### Exercise aim
Quote all of the entries word for word.

Dataset rows about figures:

## START

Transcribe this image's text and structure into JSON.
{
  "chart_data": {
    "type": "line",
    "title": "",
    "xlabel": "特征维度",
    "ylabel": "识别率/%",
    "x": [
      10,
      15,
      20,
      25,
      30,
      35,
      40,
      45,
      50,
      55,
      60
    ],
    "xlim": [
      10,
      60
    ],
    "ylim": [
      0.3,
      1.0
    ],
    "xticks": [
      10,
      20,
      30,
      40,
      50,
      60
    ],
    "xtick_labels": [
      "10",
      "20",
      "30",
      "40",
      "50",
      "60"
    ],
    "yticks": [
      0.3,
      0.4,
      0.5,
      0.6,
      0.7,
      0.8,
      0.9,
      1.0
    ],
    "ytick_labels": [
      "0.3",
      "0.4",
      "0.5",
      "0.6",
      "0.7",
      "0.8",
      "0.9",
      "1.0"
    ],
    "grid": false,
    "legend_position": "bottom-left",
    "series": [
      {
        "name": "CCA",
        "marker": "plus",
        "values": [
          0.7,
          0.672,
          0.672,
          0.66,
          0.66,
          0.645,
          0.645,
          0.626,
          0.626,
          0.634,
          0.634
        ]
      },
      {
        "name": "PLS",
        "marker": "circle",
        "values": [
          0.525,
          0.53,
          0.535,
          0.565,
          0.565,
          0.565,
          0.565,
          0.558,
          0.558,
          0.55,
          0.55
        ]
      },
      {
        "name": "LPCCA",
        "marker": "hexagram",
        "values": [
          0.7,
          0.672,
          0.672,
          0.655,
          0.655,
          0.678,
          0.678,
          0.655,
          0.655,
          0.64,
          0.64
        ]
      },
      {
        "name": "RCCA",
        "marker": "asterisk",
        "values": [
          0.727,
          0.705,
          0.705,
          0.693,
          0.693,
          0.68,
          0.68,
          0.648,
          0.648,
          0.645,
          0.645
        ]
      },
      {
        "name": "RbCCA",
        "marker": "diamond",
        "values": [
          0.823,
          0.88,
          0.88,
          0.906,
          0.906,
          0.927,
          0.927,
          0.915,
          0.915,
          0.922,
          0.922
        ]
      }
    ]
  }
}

## END

### Written solution
Transcribe this image's text and structure into JSON.
{
  "chart_data": {
    "type": "line",
    "title": "",
    "xlabel": "特征维度",
    "ylabel": "识别率/%",
    "x": [
      10,
      15,
      20,
      25,
      30,
      35,
      40,
      45,
      50,
      55,
      60
    ],
    "xlim": [
      10,
      60
    ],
    "ylim": [
      0.3,
      1.0
    ],
    "xticks": [
      10,
      20,
      30,
      40,
      50,
      60
    ],
    "xtick_labels": [
      "10",
      "20",
      "30",
      "40",
      "50",
      "60"
    ],
    "yticks": [
      0.3,
      0.4,
      0.5,
      0.6,
      0.7,
      0.8,
      0.9,
      1.0
    ],
    "ytick_labels": [
      "0.3",
      "0.4",
      "0.5",
      "0.6",
      "0.7",
      "0.8",
      "0.9",
      "1.0"
    ],
    "grid": false,
    "legend_position": "bottom-left",
    "series": [
      {
        "name": "CCA",
        "marker": "plus",
        "values": [
          0.7,
          0.672,
          0.672,
          0.66,
          0.66,
          0.645,
          0.645,
          0.626,
          0.626,
          0.634,
          0.634
        ]
      },
      {
        "name": "PLS",
        "marker": "circle",
        "values": [
          0.525,
          0.53,
          0.535,
          0.565,
          0.565,
          0.565,
          0.565,
          0.558,
          0.558,
          0.55,
          0.55
        ]
      },
      {
        "name": "LPCCA",
        "marker": "hexagram",
        "values": [
          0.7,
          0.672,
          0.672,
          0.655,
          0.655,
          0.678,
          0.678,
          0.655,
          0.655,
          0.64,
          0.64
        ]
      },
      {
        "name": "RCCA",
        "marker": "asterisk",
        "values": [
          0.727,
          0.705,
          0.705,
          0.693,
          0.693,
          0.68,
          0.68,
          0.648,
          0.648,
          0.645,
          0.645
        ]
      },
      {
        "name": "RbCCA",
        "marker": "diamond",
        "values": [
          0.823,
          0.88,
          0.88,
          0.906,
          0.906,
          0.927,
          0.927,
          0.915,
          0.915,
          0.922,
          0.922
        ]
      }
    ]
  }
}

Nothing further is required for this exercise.